Excerpt
In my considered view there is a reasonable
prospect that another court, in applying the aforementioned factors
to the facts of
the matter at hand, may weigh the factors differently
and in doing so, may conclude that the Defendant’s conduct in
this
matter may have been unreasonable. This may of course lead
another court to making an adverse cost order against the Defendant.
16.
Mr Eia advanced two further arguments,
which are compelling. He submitted that when considering whether the
Plaintiff offered a
significant discount, it must be borne in mind
that such discount cannot be offered arbitrarily, as the Plaintiff’s
attorneys
would thereby expose themselves to the risk of being found
professionally liable. This consideration might form part of the
question
of what a realistic assessment of the case was. It was also
submitted that, because the taxation of the expenses relating to the
Plaintiff’s experts were still left in the discretion of the
taxing master, the Plaintiff would be left significantly out
of
pocket with regard to such expenses.
17.
In the premise I am of the view that the
sixth, seventh and eighth grounds for leave to appeal also carry a
reasonable prospect
of success.
THE
NINTH (AND FINAL) GROUND FOR LEAVE TO APPEAL
18.
It is so, that the Applicant’s
application for a special cost order, was not opposed by the
Respondent and that the Applicant’s
allegations of fact were
uncontested. In my view, this of course did not relieve the court of
its responsibility in determining
whether the Applicant met the
requirements in law for the order sought. Furthermore, it is trite
that costs are always in the discretion
of the court, which
discretion must be exercised judicially.
19.
What is then left of this ground for leave
to appeal, in my view, constitutes a conclusion in law, based on all
the other grounds
for leave to appeal already advanced by the
Applicant. Having found that a reasonable prospect of success exists
on several of
the other grounds advanced by the Applicant, this
ground must also follow suit.

Data provided
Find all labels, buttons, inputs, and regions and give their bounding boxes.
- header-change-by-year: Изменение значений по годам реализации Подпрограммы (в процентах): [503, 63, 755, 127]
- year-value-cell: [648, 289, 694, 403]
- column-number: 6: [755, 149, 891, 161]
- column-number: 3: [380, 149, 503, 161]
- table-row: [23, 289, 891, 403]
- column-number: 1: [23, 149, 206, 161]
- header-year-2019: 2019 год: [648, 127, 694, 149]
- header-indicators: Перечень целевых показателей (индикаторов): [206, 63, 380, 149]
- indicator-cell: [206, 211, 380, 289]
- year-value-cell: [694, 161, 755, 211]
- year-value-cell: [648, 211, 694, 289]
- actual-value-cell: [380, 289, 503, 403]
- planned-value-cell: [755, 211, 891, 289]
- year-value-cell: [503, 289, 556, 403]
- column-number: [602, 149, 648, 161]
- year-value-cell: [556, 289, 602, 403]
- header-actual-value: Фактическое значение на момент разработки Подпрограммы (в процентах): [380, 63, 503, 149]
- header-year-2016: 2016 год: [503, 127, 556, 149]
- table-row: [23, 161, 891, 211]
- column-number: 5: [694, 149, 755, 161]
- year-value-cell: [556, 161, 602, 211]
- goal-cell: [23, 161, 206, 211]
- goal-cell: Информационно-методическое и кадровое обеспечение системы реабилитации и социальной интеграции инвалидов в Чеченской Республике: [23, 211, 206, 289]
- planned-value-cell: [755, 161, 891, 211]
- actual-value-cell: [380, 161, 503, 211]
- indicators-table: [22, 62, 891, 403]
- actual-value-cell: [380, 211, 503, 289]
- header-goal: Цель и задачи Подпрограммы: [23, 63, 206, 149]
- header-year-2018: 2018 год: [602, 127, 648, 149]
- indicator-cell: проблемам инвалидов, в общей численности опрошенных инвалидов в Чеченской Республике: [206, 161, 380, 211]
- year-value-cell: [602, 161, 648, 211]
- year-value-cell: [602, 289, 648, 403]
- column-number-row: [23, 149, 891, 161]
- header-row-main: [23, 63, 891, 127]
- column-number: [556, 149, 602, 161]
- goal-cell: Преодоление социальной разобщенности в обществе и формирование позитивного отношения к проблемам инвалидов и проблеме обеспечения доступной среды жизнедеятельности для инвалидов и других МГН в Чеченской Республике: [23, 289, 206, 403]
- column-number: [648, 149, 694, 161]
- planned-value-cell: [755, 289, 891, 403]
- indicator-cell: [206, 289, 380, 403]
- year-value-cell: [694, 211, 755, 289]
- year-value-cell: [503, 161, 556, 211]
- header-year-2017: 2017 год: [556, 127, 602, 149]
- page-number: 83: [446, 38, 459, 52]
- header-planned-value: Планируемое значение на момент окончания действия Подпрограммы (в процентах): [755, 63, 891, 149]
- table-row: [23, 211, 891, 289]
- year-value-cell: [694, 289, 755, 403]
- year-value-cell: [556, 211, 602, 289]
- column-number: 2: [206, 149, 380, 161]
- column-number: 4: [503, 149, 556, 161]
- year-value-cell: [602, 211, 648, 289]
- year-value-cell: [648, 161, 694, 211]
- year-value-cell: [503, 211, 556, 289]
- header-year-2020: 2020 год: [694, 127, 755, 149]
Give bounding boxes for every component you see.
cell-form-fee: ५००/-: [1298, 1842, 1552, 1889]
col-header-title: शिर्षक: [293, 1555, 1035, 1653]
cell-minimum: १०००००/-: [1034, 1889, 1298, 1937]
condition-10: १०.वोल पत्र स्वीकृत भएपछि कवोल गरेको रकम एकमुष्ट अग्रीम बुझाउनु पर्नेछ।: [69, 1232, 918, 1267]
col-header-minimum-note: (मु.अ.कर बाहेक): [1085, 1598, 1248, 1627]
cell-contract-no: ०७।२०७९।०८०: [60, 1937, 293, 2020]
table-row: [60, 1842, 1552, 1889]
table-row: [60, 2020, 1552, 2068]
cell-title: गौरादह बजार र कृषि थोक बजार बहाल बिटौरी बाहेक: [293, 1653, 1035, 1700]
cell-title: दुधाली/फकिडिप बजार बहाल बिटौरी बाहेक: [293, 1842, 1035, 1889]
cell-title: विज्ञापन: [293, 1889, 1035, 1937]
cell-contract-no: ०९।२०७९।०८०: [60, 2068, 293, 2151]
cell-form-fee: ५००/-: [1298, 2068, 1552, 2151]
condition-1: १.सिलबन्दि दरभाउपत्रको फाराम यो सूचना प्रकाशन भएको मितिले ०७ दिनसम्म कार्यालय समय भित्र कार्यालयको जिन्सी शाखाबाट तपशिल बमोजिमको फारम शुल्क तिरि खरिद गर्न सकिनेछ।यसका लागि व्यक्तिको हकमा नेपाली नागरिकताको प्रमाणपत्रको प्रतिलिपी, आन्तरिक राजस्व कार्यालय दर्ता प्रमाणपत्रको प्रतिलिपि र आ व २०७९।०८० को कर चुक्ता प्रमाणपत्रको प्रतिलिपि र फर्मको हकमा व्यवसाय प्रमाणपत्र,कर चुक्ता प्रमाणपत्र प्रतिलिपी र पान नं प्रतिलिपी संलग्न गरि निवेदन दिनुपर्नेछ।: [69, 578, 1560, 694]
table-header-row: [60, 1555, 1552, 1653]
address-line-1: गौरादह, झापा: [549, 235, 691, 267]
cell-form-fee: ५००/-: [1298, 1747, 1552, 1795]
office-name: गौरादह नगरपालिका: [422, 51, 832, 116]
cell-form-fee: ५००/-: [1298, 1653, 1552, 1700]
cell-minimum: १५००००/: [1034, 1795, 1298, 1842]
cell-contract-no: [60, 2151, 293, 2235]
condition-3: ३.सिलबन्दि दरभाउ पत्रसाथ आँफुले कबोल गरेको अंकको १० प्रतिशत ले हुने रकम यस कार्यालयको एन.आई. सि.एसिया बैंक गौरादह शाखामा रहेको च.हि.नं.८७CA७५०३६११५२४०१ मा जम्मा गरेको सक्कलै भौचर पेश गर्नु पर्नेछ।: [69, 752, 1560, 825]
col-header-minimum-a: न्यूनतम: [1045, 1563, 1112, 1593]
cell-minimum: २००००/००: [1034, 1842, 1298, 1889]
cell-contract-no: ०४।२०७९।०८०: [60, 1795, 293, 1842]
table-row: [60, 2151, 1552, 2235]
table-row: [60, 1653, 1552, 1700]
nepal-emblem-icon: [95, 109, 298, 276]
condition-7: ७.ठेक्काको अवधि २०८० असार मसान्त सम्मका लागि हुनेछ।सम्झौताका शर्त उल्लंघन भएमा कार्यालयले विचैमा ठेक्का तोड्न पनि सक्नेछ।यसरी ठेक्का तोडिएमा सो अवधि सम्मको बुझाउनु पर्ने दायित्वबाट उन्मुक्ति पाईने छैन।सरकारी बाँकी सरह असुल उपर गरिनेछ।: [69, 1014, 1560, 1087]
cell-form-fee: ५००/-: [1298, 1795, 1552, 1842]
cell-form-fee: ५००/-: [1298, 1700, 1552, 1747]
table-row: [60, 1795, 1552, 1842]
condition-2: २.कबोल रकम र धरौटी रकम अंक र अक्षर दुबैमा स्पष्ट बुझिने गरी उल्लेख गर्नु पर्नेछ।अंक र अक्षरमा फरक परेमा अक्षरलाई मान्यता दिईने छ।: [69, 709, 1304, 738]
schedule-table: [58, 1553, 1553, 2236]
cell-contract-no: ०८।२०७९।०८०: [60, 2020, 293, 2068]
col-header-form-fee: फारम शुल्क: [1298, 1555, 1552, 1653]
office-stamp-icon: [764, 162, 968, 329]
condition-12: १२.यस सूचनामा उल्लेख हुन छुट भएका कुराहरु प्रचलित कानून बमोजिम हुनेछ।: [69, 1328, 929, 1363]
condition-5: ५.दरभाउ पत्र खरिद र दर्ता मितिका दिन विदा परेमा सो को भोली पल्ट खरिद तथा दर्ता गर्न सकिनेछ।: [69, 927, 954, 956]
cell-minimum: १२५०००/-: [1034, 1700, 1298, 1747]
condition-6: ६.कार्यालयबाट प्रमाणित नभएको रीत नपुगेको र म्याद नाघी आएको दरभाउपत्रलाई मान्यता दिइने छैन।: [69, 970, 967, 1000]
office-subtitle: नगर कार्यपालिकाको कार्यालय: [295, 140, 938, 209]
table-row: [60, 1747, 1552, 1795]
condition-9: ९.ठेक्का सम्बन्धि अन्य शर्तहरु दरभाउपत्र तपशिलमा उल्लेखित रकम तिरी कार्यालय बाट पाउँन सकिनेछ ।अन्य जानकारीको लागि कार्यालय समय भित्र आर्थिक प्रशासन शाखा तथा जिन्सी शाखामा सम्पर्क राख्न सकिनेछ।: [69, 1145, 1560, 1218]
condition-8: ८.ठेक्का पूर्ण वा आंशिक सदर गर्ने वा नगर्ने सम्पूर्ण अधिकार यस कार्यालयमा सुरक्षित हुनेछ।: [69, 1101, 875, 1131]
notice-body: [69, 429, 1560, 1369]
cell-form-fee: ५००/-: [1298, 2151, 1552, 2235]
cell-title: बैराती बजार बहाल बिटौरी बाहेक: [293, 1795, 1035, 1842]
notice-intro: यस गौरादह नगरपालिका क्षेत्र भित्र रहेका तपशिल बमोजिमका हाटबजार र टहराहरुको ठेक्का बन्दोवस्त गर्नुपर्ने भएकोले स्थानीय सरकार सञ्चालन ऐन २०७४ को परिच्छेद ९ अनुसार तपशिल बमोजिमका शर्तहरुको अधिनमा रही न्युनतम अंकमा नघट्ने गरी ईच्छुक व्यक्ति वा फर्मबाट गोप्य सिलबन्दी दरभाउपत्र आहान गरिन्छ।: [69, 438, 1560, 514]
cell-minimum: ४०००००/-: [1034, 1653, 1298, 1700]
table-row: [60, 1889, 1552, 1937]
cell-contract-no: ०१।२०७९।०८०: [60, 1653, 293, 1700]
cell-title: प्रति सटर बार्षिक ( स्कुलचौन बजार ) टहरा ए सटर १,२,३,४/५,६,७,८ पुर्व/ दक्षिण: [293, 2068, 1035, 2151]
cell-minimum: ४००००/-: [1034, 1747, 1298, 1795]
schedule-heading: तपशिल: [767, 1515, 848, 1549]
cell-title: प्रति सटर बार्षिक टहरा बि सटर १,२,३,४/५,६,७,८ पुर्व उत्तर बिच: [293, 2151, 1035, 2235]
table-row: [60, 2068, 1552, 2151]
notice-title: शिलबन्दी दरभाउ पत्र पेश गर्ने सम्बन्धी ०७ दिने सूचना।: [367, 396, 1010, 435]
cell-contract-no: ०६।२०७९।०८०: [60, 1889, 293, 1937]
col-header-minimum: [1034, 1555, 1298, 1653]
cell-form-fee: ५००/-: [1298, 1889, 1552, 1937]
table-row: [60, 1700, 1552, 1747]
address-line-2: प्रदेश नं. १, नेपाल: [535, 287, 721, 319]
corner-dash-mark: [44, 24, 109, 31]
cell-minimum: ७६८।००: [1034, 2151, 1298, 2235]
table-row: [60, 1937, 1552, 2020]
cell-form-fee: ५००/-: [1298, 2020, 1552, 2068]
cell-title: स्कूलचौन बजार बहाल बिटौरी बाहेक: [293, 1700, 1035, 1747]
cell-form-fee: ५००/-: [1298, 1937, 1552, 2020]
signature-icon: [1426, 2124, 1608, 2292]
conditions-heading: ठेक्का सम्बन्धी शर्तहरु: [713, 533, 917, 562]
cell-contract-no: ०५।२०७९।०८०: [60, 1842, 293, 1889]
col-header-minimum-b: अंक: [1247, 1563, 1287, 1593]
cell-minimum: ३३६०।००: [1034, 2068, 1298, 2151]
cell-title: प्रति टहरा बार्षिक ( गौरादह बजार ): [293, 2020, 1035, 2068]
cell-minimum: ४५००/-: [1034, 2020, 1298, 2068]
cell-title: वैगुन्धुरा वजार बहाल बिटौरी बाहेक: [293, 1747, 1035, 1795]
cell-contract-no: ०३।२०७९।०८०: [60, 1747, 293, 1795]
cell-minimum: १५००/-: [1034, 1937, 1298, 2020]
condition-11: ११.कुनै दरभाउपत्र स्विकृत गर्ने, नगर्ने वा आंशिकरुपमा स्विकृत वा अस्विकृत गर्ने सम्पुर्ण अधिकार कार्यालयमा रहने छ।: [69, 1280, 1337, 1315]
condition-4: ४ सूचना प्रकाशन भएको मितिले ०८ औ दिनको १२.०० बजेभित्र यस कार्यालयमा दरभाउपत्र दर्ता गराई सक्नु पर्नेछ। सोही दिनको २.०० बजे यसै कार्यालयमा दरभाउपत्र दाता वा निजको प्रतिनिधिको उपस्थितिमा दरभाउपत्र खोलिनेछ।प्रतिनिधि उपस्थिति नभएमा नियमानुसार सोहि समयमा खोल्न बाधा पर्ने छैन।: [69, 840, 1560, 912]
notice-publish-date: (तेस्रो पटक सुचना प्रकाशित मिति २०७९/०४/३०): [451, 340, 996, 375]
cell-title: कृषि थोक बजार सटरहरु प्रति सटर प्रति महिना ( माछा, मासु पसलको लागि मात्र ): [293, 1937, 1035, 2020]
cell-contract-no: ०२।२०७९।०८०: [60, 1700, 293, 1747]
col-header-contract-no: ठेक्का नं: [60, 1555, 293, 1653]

Aim 1
Output the listing as a JSON array of strings, one string per line and no blank lines. Begin at the listing's first line and stop after the line containing "- year-value-cell: [556, 161, 602, 211]".
Aim 2
Write the next part of the judgment excerpt on leave to appeal and costs, continuing from its last sentence.
The listing has no connection to the judgment excerpt on leave to appeal.

Task response 1
[
  "Find all labels, buttons, inputs, and regions and give their bounding boxes.",
  "- header-change-by-year: Изменение значений по годам реализации Подпрограммы (в процентах): [503, 63, 755, 127]",
  "- year-value-cell: [648, 289, 694, 403]",
  "- column-number: 6: [755, 149, 891, 161]",
  "- column-number: 3: [380, 149, 503, 161]",
  "- table-row: [23, 289, 891, 403]",
  "- column-number: 1: [23, 149, 206, 161]",
  "- header-year-2019: 2019 год: [648, 127, 694, 149]",
  "- header-indicators: Перечень целевых показателей (индикаторов): [206, 63, 380, 149]",
  "- indicator-cell: [206, 211, 380, 289]",
  "- year-value-cell: [694, 161, 755, 211]",
  "- year-value-cell: [648, 211, 694, 289]",
  "- actual-value-cell: [380, 289, 503, 403]",
  "- planned-value-cell: [755, 211, 891, 289]",
  "- year-value-cell: [503, 289, 556, 403]",
  "- column-number: [602, 149, 648, 161]",
  "- year-value-cell: [556, 289, 602, 403]",
  "- header-actual-value: Фактическое значение на момент разработки Подпрограммы (в процентах): [380, 63, 503, 149]",
  "- header-year-2016: 2016 год: [503, 127, 556, 149]",
  "- table-row: [23, 161, 891, 211]",
  "- column-number: 5: [694, 149, 755, 161]",
  "- year-value-cell: [556, 161, 602, 211]"
]

Task response 2
CONCLUSION
20.
In the premise, I find that the Applicant
has shown a reasonable prospect of success on appeal in respect of
the third to ninth
grounds for leave to appeal advanced by the
Applicant.
21.
In this instance I am of the view that none
of the considerations set out in section 17(6)(a)(i) or (ii) of the
Superior Courts
Act are currently present, and the Applicant must
therefore be granted leave to appeal to the Full Bench of this Court.
The
following order is made:
1.
The Applicant is granted leave to
appeal to the Full Bench of this Court in respect of the judgment and
order of 17 December 2021.
EILLERT,
A
ACTING
JUDGE OF THE HIGH COURT
NORTHERN
CAPE DIVISION
For
the Applicant/Plaintiff:
Adv. PC Eia
Instructed
by: Elliott,
Maris, Wilmans & Hay
HvN/H5192
For
the Respondent/Defendant: No opposition
Represented
by: The
Road Accident Fund
LINK:
250 7904
REF:
70/1353411/13/0
[1]
2017 (5) SA 134 (WCC)
[2]
(2302/2014)
[2019] ZAFSHC 55
(14 May 2019)
[3]
Land and Agricultural Development Bank of South Africa and Another v
Van den Berg and Others
[2022] 1 All SA 457
(FB) at [16]
[4]
At paragraph [61].
[5]
Ibid.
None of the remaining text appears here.